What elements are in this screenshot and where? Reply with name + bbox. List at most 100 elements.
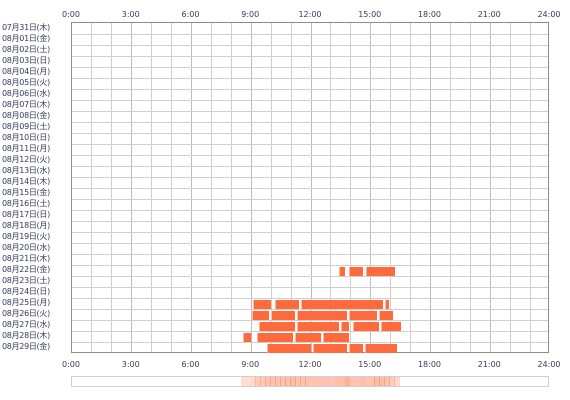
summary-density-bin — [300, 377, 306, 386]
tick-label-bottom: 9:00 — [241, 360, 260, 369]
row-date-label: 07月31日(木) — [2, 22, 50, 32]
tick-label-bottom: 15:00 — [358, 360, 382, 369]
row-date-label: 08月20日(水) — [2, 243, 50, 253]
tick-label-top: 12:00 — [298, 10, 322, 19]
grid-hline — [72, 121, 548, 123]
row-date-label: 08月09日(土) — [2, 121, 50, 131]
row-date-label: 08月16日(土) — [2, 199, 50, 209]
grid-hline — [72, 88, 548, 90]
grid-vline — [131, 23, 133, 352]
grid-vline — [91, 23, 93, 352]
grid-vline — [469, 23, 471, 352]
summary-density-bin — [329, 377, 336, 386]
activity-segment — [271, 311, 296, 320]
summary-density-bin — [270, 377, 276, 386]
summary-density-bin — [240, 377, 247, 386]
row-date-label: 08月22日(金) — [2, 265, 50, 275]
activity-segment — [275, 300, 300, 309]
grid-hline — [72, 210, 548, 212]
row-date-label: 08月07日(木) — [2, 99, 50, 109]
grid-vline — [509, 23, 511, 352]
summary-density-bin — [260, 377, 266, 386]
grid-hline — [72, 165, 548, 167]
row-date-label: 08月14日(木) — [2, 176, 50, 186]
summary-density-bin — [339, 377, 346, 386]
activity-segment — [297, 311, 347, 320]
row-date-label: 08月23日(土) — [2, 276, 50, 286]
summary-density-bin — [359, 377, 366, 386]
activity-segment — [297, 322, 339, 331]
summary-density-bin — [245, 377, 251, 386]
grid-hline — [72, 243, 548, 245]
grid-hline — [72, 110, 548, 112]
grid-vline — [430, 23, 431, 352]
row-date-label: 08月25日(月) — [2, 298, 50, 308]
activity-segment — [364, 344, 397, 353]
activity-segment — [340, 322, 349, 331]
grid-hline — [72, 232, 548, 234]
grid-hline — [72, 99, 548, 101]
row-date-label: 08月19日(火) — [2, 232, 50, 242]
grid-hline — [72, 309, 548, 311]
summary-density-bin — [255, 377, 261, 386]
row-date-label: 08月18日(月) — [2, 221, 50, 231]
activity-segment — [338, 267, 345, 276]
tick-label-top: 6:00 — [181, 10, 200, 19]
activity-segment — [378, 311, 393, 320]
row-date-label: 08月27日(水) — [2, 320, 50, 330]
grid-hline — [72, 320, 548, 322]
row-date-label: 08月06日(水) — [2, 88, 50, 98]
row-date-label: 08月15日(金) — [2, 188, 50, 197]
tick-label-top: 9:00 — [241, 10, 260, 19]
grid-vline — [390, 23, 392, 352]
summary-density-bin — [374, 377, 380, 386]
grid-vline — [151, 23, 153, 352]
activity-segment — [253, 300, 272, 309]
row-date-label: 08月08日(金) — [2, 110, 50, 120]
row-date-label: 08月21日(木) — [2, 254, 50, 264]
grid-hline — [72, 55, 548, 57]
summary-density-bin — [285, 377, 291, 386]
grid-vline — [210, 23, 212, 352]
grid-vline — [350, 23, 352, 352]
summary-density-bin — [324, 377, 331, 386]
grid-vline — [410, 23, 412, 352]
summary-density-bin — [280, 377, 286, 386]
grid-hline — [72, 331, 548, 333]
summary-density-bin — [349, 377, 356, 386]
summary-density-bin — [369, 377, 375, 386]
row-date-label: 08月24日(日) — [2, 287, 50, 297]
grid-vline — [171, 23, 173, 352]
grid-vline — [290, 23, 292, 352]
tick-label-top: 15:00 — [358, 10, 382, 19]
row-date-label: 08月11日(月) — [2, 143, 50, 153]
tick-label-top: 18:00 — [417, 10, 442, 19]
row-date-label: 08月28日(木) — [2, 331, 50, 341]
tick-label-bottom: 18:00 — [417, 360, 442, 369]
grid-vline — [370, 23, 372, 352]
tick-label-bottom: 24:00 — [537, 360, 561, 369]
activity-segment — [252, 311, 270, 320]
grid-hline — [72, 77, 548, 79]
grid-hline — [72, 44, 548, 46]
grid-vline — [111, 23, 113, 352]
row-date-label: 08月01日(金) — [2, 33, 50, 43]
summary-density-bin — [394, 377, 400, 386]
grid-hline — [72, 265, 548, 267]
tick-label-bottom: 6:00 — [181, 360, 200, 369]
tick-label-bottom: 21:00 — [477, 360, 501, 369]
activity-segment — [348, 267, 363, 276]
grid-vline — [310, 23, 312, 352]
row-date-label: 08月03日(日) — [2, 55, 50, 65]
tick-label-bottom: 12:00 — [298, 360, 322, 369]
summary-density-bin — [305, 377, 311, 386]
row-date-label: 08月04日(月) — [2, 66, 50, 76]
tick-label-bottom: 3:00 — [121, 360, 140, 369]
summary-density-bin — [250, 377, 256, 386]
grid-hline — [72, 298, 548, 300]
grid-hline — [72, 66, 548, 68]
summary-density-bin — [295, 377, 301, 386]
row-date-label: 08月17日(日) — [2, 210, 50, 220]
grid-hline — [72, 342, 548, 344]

_WHAT TO PRODUCE_
Reproduce verbatim the lines of the records from the one containing "summary-density-bin — [300, 377, 306, 386]" through the one containing "row-date-label: 08月25日(月) — [2, 298, 50, 308]", including both of those lines.

_TASK RESULT_
summary-density-bin — [300, 377, 306, 386]
tick-label-bottom: 9:00 — [241, 360, 260, 369]
row-date-label: 07月31日(木) — [2, 22, 50, 32]
tick-label-bottom: 15:00 — [358, 360, 382, 369]
row-date-label: 08月20日(水) — [2, 243, 50, 253]
tick-label-top: 12:00 — [298, 10, 322, 19]
grid-hline — [72, 121, 548, 123]
row-date-label: 08月09日(土) — [2, 121, 50, 131]
row-date-label: 08月16日(土) — [2, 199, 50, 209]
grid-hline — [72, 88, 548, 90]
grid-vline — [131, 23, 133, 352]
grid-vline — [91, 23, 93, 352]
grid-vline — [469, 23, 471, 352]
summary-density-bin — [329, 377, 336, 386]
activity-segment — [271, 311, 296, 320]
summary-density-bin — [270, 377, 276, 386]
summary-density-bin — [240, 377, 247, 386]
row-date-label: 08月22日(金) — [2, 265, 50, 275]
activity-segment — [275, 300, 300, 309]
grid-hline — [72, 210, 548, 212]
row-date-label: 08月07日(木) — [2, 99, 50, 109]
grid-vline — [509, 23, 511, 352]
summary-density-bin — [260, 377, 266, 386]
grid-hline — [72, 165, 548, 167]
row-date-label: 08月14日(木) — [2, 176, 50, 186]
summary-density-bin — [339, 377, 346, 386]
activity-segment — [297, 311, 347, 320]
row-date-label: 08月23日(土) — [2, 276, 50, 286]
summary-density-bin — [359, 377, 366, 386]
activity-segment — [297, 322, 339, 331]
summary-density-bin — [245, 377, 251, 386]
grid-hline — [72, 243, 548, 245]
grid-hline — [72, 110, 548, 112]
grid-vline — [430, 23, 431, 352]
row-date-label: 08月25日(月) — [2, 298, 50, 308]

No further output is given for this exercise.